▼

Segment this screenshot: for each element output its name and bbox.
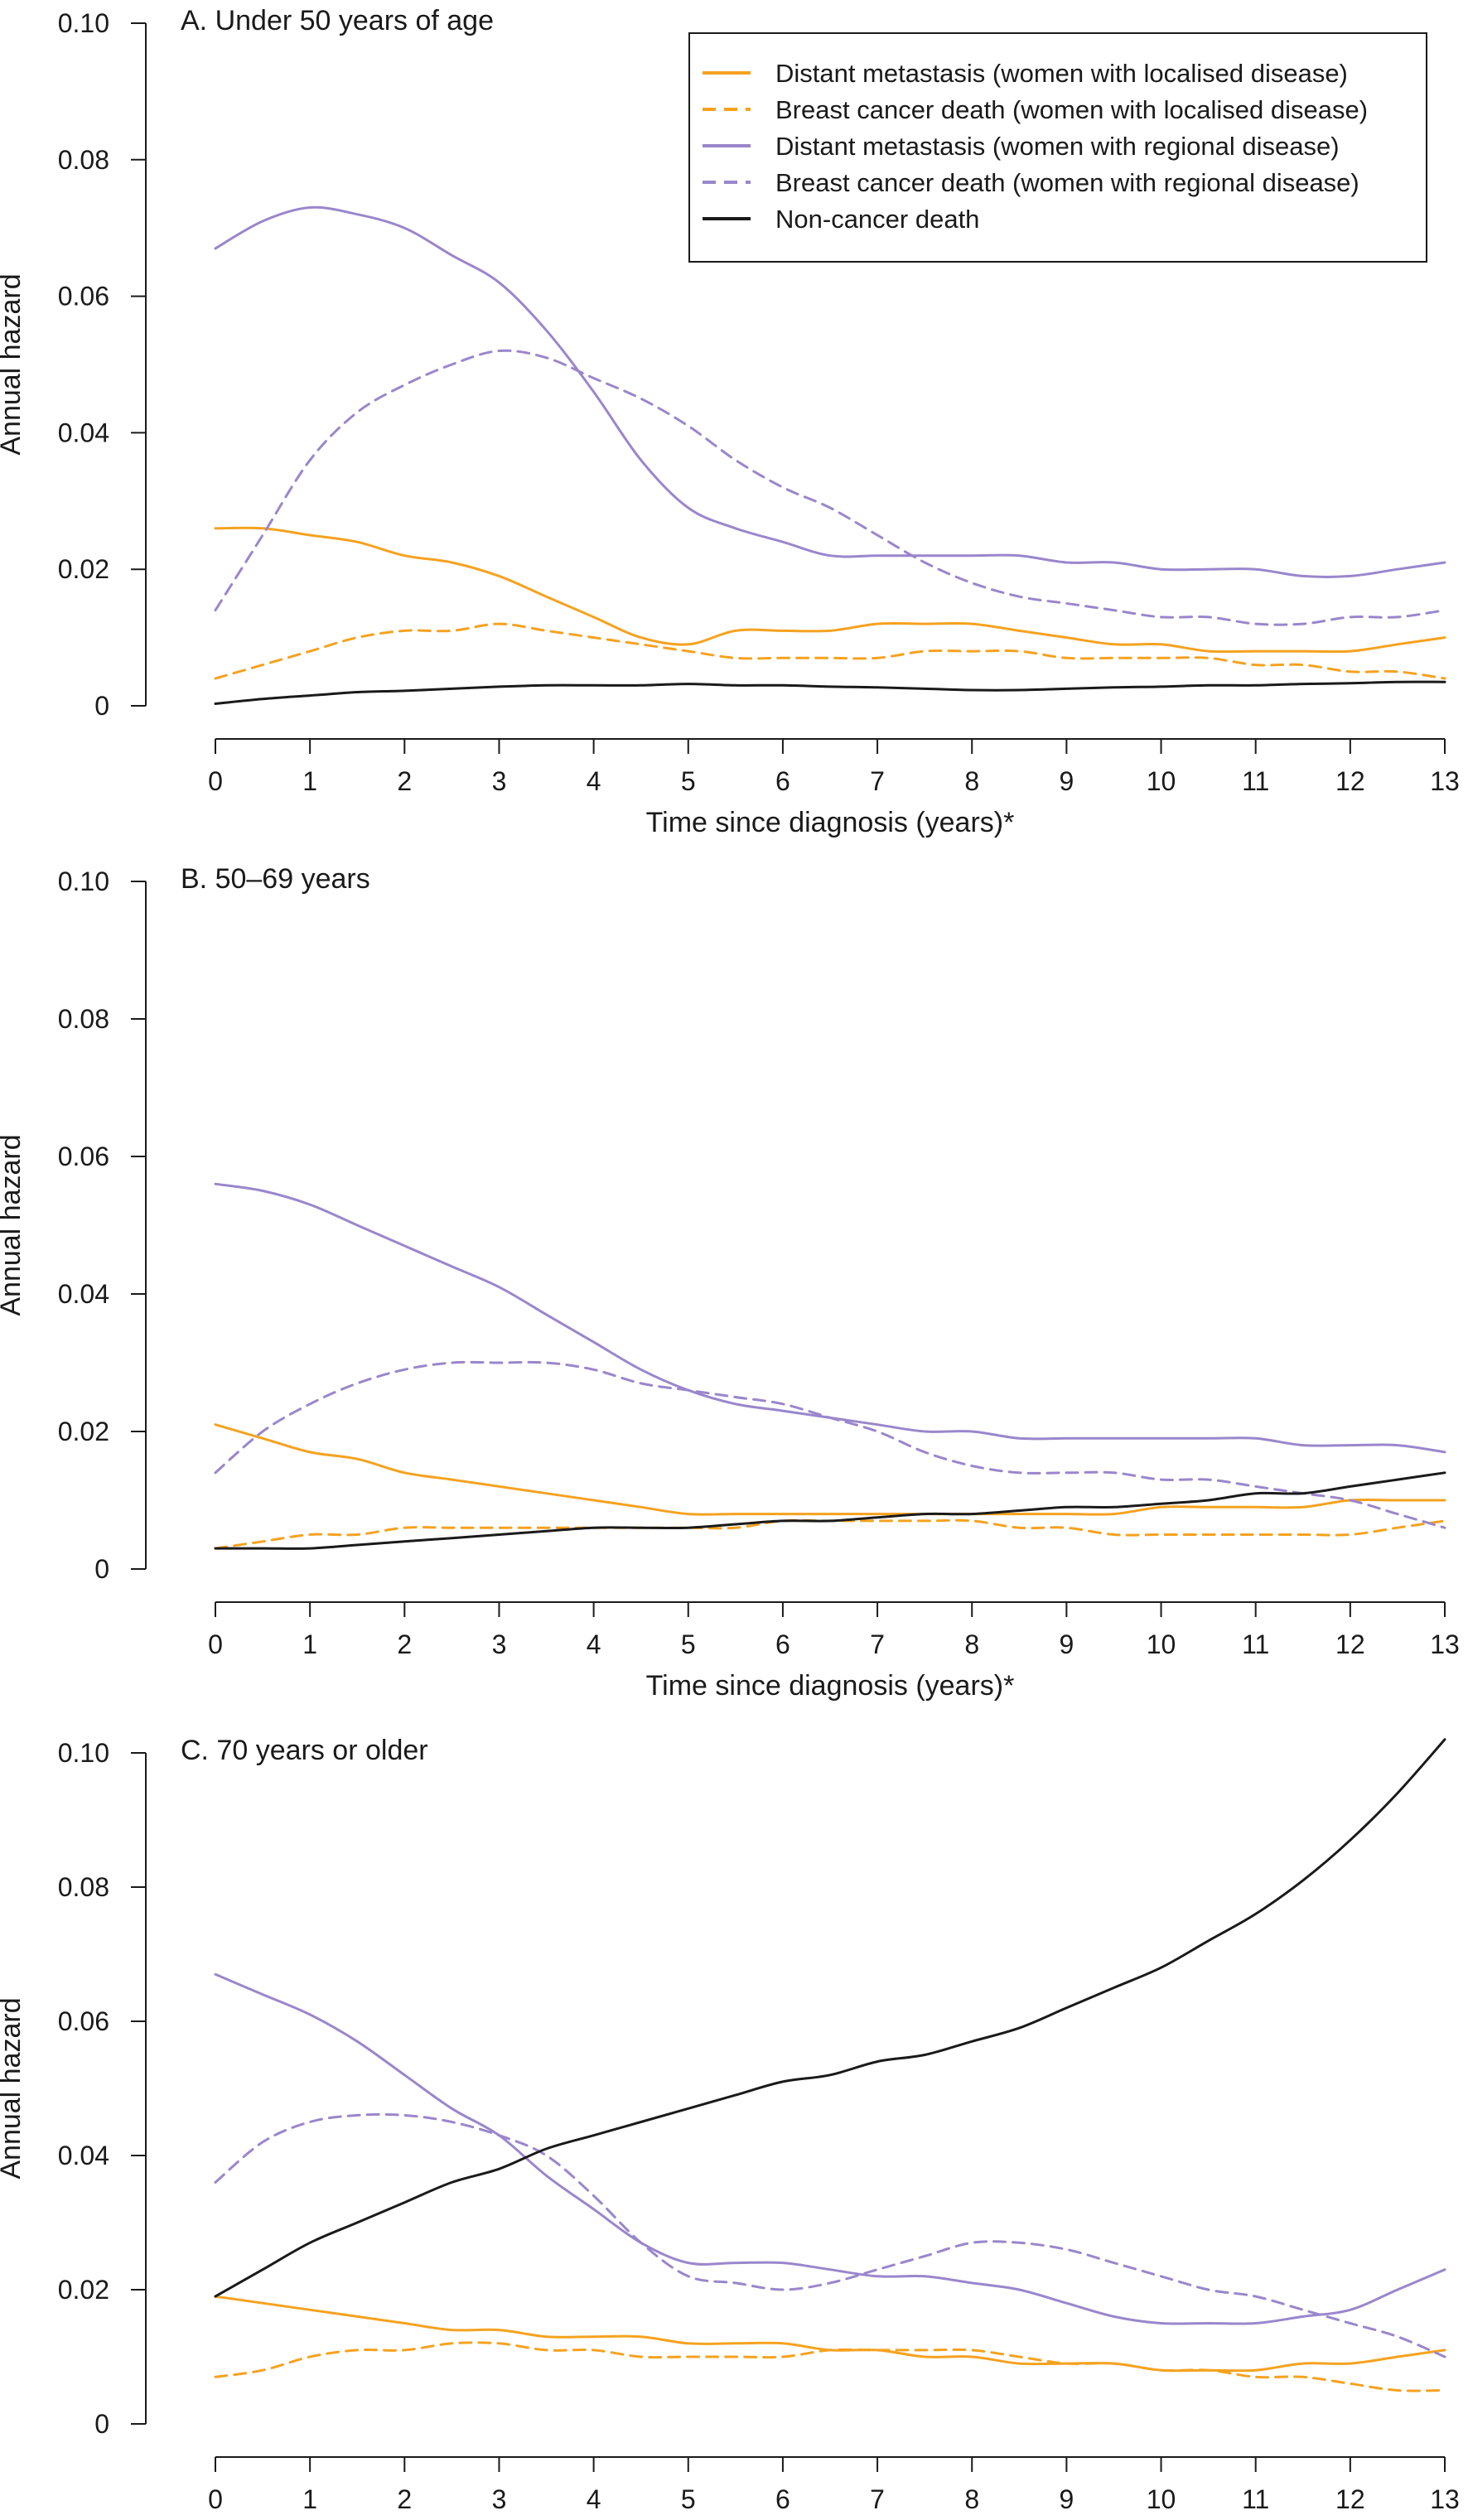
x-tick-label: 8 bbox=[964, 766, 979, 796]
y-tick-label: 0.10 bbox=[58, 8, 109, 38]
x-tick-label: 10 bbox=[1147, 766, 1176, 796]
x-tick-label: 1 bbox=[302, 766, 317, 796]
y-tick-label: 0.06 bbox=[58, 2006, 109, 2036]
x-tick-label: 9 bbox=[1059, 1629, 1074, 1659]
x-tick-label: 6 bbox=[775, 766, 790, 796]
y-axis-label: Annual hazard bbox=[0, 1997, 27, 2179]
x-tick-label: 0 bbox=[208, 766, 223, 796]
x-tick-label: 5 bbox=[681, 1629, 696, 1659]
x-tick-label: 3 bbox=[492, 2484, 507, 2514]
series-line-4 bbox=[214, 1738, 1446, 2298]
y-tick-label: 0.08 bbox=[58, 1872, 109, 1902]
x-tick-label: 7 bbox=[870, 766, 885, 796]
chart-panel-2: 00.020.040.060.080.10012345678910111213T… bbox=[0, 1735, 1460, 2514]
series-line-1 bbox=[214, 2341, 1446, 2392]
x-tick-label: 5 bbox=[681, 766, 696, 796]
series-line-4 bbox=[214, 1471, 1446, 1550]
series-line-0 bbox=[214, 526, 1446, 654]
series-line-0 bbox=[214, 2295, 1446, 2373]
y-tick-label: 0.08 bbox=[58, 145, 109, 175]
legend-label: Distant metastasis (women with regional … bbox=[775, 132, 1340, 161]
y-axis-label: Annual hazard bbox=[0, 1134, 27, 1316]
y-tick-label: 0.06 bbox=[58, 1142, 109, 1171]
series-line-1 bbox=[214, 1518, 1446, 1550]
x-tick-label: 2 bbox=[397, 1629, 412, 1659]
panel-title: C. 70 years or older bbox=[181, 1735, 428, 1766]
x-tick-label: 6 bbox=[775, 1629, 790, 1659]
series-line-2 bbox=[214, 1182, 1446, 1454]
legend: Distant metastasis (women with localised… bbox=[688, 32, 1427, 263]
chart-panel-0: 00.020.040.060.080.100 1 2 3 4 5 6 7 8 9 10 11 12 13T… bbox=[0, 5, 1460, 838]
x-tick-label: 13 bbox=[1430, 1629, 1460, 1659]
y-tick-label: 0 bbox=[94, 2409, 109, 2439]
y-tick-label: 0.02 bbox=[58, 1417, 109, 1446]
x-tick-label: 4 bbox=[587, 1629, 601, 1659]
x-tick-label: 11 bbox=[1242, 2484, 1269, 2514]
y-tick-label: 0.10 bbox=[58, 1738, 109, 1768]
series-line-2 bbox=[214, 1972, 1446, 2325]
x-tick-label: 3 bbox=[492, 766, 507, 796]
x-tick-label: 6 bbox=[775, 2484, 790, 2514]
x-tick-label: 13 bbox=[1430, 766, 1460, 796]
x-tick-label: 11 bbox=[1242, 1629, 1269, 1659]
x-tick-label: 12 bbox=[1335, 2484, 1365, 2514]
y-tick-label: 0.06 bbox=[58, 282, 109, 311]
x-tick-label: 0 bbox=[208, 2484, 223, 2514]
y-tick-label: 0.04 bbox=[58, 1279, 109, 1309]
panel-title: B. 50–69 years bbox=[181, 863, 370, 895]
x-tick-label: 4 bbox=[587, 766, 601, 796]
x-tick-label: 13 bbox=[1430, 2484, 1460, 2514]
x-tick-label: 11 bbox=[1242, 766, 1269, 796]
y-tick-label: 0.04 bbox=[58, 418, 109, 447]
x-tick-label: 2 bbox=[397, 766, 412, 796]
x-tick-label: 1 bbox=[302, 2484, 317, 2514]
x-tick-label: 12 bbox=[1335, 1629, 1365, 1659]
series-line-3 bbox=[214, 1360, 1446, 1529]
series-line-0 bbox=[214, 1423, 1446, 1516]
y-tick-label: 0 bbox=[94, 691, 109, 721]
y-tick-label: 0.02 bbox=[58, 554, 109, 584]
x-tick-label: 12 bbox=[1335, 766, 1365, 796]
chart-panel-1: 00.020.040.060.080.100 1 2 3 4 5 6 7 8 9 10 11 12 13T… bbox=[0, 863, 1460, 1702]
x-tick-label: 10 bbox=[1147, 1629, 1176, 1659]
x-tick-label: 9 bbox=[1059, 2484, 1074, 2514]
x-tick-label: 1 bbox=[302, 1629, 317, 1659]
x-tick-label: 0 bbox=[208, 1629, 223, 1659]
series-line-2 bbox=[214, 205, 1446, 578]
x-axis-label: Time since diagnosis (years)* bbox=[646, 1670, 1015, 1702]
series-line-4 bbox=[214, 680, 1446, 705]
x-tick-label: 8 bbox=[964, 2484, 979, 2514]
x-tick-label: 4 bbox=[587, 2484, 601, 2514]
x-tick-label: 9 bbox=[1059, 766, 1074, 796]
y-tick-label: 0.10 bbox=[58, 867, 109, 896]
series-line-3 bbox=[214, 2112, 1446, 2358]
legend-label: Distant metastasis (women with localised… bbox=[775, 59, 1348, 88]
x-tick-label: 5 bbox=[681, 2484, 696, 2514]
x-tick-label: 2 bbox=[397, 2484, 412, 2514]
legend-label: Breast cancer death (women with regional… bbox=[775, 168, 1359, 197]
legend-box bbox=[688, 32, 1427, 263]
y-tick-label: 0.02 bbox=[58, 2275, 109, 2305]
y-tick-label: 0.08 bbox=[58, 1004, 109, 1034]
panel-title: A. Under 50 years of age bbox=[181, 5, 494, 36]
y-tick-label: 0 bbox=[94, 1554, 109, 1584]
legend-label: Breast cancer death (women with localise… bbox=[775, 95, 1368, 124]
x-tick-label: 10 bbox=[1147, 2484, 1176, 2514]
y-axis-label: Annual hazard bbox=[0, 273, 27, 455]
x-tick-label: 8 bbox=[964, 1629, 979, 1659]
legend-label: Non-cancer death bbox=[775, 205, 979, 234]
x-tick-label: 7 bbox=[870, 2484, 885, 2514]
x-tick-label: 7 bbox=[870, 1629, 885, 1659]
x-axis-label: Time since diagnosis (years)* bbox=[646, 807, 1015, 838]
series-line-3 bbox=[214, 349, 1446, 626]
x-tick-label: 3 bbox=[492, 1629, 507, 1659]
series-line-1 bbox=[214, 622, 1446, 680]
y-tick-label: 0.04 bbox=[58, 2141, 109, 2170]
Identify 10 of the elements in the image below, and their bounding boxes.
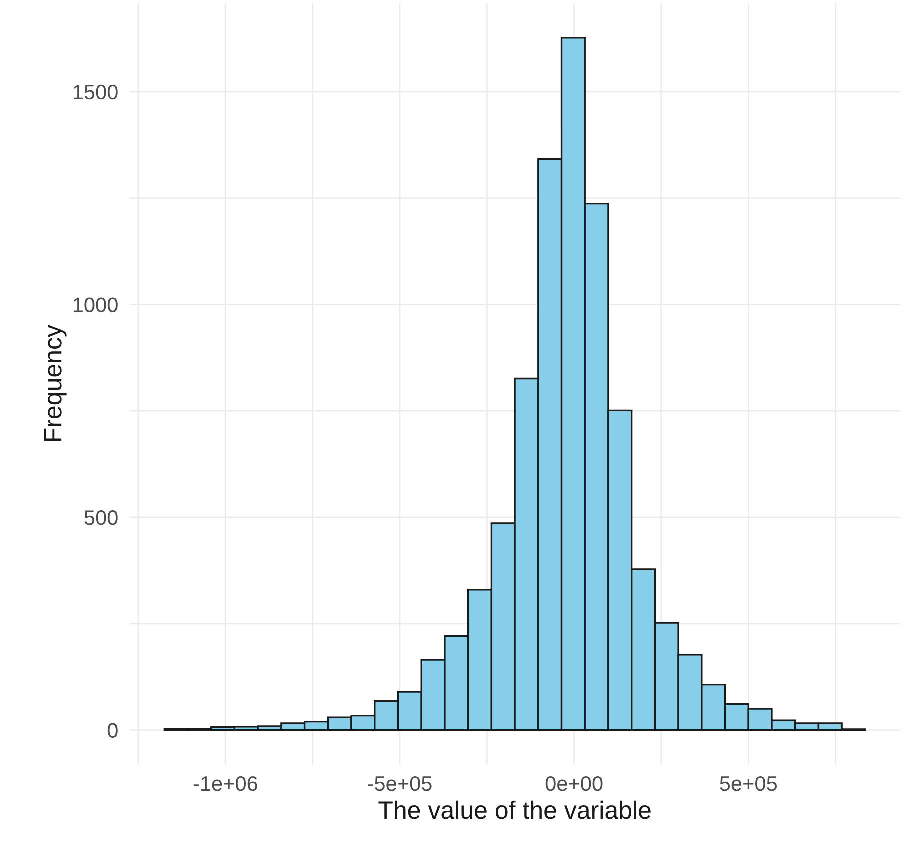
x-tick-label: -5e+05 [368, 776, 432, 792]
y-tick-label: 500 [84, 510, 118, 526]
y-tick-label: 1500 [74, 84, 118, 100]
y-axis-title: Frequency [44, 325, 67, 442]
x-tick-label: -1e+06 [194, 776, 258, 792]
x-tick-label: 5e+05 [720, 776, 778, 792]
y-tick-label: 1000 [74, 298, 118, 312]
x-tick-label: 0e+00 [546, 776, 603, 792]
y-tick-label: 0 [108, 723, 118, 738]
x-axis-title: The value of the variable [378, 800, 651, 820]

▲

## Work required
Please change "screenshot" to "chart image" throughout these rows, keeping everything else the same, and leave the pictures out of your answer.

## Correct response
Segment this chart image: for each element output its name and bbox.
x-tick-label: 8 bbox=[964, 766, 979, 796]
y-tick-label: 0.10 bbox=[58, 8, 109, 38]
x-tick-label: 10 bbox=[1147, 766, 1176, 796]
x-tick-label: 1 bbox=[302, 766, 317, 796]
y-tick-label: 0.06 bbox=[58, 2006, 109, 2036]
x-tick-label: 9 bbox=[1059, 1629, 1074, 1659]
x-tick-label: 6 bbox=[775, 766, 790, 796]
y-axis-label: Annual hazard bbox=[0, 1997, 27, 2179]
x-tick-label: 0 bbox=[208, 766, 223, 796]
x-tick-label: 5 bbox=[681, 1629, 696, 1659]
x-tick-label: 3 bbox=[492, 2484, 507, 2514]
series-line-4 bbox=[214, 1738, 1446, 2298]
y-tick-label: 0.08 bbox=[58, 1872, 109, 1902]
x-tick-label: 7 bbox=[870, 766, 885, 796]
chart-panel-2: 00.020.040.060.080.10012345678910111213T… bbox=[0, 1735, 1460, 2514]
series-line-1 bbox=[214, 2341, 1446, 2392]
x-tick-label: 5 bbox=[681, 766, 696, 796]
series-line-4 bbox=[214, 1471, 1446, 1550]
series-line-0 bbox=[214, 526, 1446, 654]
series-line-0 bbox=[214, 2295, 1446, 2373]
y-tick-label: 0.08 bbox=[58, 145, 109, 175]
legend-label: Distant metastasis (women with regional … bbox=[775, 132, 1340, 161]
y-axis-label: Annual hazard bbox=[0, 1134, 27, 1316]
y-tick-label: 0.06 bbox=[58, 1142, 109, 1171]
series-line-1 bbox=[214, 1518, 1446, 1550]
x-tick-label: 2 bbox=[397, 1629, 412, 1659]
panel-title: C. 70 years or older bbox=[181, 1735, 428, 1766]
x-tick-label: 6 bbox=[775, 1629, 790, 1659]
series-line-2 bbox=[214, 1182, 1446, 1454]
legend: Distant metastasis (women with localised… bbox=[688, 32, 1427, 263]
chart-panel-0: 00.020.040.060.080.100 1 2 3 4 5 6 7 8 9 10 11 12 13T… bbox=[0, 5, 1460, 838]
x-tick-label: 13 bbox=[1430, 1629, 1460, 1659]
y-tick-label: 0 bbox=[94, 2409, 109, 2439]
y-tick-label: 0.02 bbox=[58, 1417, 109, 1446]
x-tick-label: 4 bbox=[587, 1629, 601, 1659]
x-tick-label: 11 bbox=[1242, 2484, 1269, 2514]
y-tick-label: 0.10 bbox=[58, 1738, 109, 1768]
series-line-2 bbox=[214, 1972, 1446, 2325]
x-tick-label: 3 bbox=[492, 766, 507, 796]
x-tick-label: 6 bbox=[775, 2484, 790, 2514]
x-tick-label: 13 bbox=[1430, 766, 1460, 796]
x-tick-label: 11 bbox=[1242, 1629, 1269, 1659]
x-tick-label: 12 bbox=[1335, 2484, 1365, 2514]
y-tick-label: 0.06 bbox=[58, 282, 109, 311]
x-tick-label: 0 bbox=[208, 2484, 223, 2514]
y-tick-label: 0.04 bbox=[58, 1279, 109, 1309]
panel-title: B. 50–69 years bbox=[181, 863, 370, 895]
x-tick-label: 4 bbox=[587, 766, 601, 796]
x-tick-label: 13 bbox=[1430, 2484, 1460, 2514]
x-tick-label: 11 bbox=[1242, 766, 1269, 796]
y-tick-label: 0.04 bbox=[58, 418, 109, 447]
x-tick-label: 2 bbox=[397, 766, 412, 796]
x-tick-label: 1 bbox=[302, 2484, 317, 2514]
x-tick-label: 12 bbox=[1335, 1629, 1365, 1659]
series-line-3 bbox=[214, 1360, 1446, 1529]
series-line-0 bbox=[214, 1423, 1446, 1516]
y-tick-label: 0 bbox=[94, 691, 109, 721]
y-tick-label: 0.02 bbox=[58, 554, 109, 584]
x-tick-label: 12 bbox=[1335, 766, 1365, 796]
chart-panel-1: 00.020.040.060.080.100 1 2 3 4 5 6 7 8 9 10 11 12 13T… bbox=[0, 863, 1460, 1702]
x-tick-label: 10 bbox=[1147, 1629, 1176, 1659]
x-tick-label: 9 bbox=[1059, 2484, 1074, 2514]
x-tick-label: 1 bbox=[302, 1629, 317, 1659]
x-tick-label: 0 bbox=[208, 1629, 223, 1659]
series-line-2 bbox=[214, 205, 1446, 578]
x-axis-label: Time since diagnosis (years)* bbox=[646, 1670, 1015, 1702]
series-line-4 bbox=[214, 680, 1446, 705]
x-tick-label: 8 bbox=[964, 2484, 979, 2514]
x-tick-label: 4 bbox=[587, 2484, 601, 2514]
x-tick-label: 9 bbox=[1059, 766, 1074, 796]
y-tick-label: 0.10 bbox=[58, 867, 109, 896]
series-line-3 bbox=[214, 2112, 1446, 2358]
legend-label: Distant metastasis (women with localised… bbox=[775, 59, 1348, 88]
x-tick-label: 5 bbox=[681, 2484, 696, 2514]
x-tick-label: 2 bbox=[397, 2484, 412, 2514]
legend-label: Breast cancer death (women with regional… bbox=[775, 168, 1359, 197]
legend-box bbox=[688, 32, 1427, 263]
y-tick-label: 0.02 bbox=[58, 2275, 109, 2305]
y-tick-label: 0.08 bbox=[58, 1004, 109, 1034]
panel-title: A. Under 50 years of age bbox=[181, 5, 494, 36]
y-tick-label: 0 bbox=[94, 1554, 109, 1584]
legend-label: Breast cancer death (women with localise… bbox=[775, 95, 1368, 124]
x-tick-label: 10 bbox=[1147, 2484, 1176, 2514]
y-axis-label: Annual hazard bbox=[0, 273, 27, 455]
x-tick-label: 8 bbox=[964, 1629, 979, 1659]
legend-label: Non-cancer death bbox=[775, 205, 979, 234]
x-tick-label: 7 bbox=[870, 2484, 885, 2514]
x-tick-label: 7 bbox=[870, 1629, 885, 1659]
x-axis-label: Time since diagnosis (years)* bbox=[646, 807, 1015, 838]
series-line-3 bbox=[214, 349, 1446, 626]
x-tick-label: 3 bbox=[492, 1629, 507, 1659]
series-line-1 bbox=[214, 622, 1446, 680]
y-tick-label: 0.04 bbox=[58, 2141, 109, 2170]
Identify 10 of the elements in the image below, and their bounding boxes.
x-tick-label: -5e+05 [368, 776, 432, 792]
y-tick-label: 500 [84, 510, 118, 526]
y-tick-label: 1500 [74, 84, 118, 100]
y-axis-title: Frequency [44, 325, 67, 442]
x-tick-label: -1e+06 [194, 776, 258, 792]
x-tick-label: 5e+05 [720, 776, 778, 792]
y-tick-label: 1000 [74, 298, 118, 312]
x-tick-label: 0e+00 [546, 776, 603, 792]
y-tick-label: 0 [108, 723, 118, 738]
x-axis-title: The value of the variable [378, 800, 651, 820]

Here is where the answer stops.